[Dataset rows about figures]

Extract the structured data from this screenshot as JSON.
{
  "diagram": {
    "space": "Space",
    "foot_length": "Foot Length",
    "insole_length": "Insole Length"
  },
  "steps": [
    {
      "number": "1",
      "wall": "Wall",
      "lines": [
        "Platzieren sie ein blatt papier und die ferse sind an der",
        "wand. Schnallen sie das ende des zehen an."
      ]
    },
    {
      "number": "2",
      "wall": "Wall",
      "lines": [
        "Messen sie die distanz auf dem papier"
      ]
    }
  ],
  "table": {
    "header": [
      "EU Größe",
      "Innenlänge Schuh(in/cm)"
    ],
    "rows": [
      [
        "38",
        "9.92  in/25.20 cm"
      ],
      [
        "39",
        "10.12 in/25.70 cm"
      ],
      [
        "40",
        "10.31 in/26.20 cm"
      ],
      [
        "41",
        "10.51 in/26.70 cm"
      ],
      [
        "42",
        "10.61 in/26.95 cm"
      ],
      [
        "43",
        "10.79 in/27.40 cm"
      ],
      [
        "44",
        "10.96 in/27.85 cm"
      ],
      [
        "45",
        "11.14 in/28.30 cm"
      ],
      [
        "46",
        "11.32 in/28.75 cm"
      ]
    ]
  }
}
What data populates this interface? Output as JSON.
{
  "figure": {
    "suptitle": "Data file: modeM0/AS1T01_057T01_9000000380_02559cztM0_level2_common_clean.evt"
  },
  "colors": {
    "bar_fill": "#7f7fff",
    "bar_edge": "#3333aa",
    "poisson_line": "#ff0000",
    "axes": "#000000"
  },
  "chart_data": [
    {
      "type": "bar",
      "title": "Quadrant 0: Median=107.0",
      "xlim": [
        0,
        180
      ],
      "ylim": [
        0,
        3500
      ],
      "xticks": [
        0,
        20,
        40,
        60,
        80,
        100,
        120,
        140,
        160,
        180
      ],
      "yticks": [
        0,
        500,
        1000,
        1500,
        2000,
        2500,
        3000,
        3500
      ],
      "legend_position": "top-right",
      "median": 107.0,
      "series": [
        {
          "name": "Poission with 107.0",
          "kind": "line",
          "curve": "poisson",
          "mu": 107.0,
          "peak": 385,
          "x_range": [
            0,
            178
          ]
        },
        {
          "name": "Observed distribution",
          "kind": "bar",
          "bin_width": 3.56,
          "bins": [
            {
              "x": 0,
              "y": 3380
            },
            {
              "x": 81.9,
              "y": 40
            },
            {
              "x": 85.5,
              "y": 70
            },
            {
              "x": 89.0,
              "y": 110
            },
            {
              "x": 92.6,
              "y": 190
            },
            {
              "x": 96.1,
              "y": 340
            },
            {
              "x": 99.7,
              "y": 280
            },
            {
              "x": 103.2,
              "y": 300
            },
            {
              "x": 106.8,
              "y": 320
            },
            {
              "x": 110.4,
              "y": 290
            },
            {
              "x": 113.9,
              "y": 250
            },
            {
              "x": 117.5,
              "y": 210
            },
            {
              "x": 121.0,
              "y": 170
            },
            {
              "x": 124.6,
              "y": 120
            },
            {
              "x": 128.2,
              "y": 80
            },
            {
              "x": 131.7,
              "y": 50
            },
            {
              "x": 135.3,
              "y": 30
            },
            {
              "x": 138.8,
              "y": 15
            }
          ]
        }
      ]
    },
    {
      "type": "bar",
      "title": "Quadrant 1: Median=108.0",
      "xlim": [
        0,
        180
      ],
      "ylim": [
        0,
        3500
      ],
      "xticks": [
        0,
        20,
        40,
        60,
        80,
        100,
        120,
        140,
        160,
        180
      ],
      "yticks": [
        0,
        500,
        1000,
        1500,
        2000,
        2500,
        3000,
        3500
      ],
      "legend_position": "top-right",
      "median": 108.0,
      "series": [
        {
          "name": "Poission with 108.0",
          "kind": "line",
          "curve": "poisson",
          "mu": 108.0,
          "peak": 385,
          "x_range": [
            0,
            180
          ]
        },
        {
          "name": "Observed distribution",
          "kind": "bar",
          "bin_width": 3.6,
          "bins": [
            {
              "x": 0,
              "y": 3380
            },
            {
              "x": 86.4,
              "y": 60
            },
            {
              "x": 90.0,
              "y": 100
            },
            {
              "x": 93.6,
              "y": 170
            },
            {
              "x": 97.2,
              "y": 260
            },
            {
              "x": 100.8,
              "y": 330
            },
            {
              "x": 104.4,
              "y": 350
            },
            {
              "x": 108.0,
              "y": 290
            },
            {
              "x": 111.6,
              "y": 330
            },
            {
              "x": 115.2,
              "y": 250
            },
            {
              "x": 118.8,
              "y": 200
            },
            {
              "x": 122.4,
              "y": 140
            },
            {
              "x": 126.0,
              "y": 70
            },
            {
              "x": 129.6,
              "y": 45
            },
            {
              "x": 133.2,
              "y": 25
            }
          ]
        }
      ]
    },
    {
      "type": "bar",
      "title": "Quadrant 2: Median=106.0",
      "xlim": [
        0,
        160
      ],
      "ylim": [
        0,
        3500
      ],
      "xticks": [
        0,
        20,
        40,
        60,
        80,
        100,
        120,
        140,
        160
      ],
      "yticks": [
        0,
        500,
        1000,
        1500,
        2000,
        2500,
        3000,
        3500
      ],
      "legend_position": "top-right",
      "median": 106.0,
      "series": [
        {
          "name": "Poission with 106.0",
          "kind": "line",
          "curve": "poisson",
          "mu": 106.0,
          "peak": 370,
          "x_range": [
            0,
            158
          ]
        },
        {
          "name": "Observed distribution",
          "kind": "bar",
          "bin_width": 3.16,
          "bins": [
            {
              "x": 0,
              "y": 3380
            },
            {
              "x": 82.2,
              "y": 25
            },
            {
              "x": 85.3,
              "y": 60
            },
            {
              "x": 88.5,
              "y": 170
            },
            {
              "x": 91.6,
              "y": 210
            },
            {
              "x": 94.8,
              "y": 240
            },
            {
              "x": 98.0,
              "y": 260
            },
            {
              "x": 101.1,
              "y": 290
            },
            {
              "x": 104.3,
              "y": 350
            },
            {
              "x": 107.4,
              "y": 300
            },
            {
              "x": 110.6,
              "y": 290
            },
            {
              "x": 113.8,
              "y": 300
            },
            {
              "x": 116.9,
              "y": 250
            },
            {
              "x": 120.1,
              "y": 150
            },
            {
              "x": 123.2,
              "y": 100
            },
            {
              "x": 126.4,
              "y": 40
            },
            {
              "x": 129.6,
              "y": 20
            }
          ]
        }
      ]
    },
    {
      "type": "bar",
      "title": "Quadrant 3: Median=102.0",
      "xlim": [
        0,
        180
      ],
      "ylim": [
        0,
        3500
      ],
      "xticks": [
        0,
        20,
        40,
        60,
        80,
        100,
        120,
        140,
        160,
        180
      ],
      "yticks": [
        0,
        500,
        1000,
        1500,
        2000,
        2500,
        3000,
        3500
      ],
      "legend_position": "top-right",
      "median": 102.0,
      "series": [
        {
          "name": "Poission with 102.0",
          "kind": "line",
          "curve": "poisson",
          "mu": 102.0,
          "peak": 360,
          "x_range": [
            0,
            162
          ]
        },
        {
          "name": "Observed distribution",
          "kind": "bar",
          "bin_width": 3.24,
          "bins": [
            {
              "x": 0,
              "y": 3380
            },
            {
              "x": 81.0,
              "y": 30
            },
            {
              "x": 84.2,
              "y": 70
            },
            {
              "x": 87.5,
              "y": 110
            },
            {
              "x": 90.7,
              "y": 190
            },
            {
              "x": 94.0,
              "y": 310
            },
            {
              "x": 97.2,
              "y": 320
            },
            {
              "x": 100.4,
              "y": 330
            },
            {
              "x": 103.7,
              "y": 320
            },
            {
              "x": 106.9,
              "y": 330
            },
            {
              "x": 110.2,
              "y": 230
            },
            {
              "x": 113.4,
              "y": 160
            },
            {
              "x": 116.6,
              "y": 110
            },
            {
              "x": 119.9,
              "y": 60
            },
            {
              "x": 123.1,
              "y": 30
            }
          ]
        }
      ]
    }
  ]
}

▶ _Description of the task_: Every line of the listing that holds "Quadrant" should be found and copied.

▶ _Written response_:
      "title": "Quadrant 0: Median=107.0",
      "title": "Quadrant 1: Median=108.0",
      "title": "Quadrant 2: Median=106.0",
      "title": "Quadrant 3: Median=102.0",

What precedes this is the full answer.